From the entries that follow, extract each line holding the string "Linea".

+++ Information provided +++

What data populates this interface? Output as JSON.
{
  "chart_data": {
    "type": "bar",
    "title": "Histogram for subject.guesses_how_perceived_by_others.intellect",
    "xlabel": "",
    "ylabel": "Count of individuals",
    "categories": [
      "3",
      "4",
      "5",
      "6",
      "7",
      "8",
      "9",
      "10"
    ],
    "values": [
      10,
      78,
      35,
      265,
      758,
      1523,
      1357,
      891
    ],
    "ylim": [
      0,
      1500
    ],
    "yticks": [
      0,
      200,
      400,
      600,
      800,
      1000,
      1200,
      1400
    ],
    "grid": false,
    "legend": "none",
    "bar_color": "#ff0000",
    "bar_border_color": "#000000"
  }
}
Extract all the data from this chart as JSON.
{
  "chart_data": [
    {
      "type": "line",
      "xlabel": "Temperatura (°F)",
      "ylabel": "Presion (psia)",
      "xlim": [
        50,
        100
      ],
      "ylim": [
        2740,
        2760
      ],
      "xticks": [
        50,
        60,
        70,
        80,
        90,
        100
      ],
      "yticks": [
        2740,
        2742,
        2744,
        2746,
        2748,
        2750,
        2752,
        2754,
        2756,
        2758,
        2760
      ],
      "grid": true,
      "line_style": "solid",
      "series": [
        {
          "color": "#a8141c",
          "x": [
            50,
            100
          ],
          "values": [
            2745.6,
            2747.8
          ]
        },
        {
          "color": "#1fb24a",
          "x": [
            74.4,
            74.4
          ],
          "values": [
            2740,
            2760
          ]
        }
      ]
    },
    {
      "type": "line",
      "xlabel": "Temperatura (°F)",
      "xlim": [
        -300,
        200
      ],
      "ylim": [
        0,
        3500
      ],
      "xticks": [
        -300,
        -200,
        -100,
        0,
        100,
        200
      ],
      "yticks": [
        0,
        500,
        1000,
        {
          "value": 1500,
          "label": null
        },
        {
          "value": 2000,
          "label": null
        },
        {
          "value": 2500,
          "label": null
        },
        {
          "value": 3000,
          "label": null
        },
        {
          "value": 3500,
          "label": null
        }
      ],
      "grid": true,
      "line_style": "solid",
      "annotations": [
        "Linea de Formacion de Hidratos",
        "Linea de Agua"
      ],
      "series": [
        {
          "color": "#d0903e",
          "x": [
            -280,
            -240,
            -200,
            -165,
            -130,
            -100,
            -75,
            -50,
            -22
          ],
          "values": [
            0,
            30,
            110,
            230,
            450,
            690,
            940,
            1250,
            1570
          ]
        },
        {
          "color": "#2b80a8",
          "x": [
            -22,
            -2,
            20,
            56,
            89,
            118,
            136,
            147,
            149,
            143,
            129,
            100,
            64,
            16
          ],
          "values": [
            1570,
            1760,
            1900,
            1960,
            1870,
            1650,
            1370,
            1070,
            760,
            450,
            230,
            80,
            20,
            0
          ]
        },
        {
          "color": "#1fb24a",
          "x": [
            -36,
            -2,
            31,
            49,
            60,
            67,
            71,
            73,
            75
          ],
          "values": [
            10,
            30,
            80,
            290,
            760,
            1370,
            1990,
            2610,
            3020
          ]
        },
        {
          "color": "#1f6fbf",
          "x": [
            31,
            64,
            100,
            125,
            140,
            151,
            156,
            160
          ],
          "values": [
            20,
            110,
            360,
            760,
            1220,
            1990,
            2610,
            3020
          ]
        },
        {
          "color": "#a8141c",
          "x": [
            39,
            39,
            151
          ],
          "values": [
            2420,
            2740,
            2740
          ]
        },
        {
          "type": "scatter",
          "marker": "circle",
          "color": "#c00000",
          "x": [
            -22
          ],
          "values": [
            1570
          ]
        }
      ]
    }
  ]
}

+++

## Task output
        "Linea de Formacion de Hidratos",
        "Linea de Agua"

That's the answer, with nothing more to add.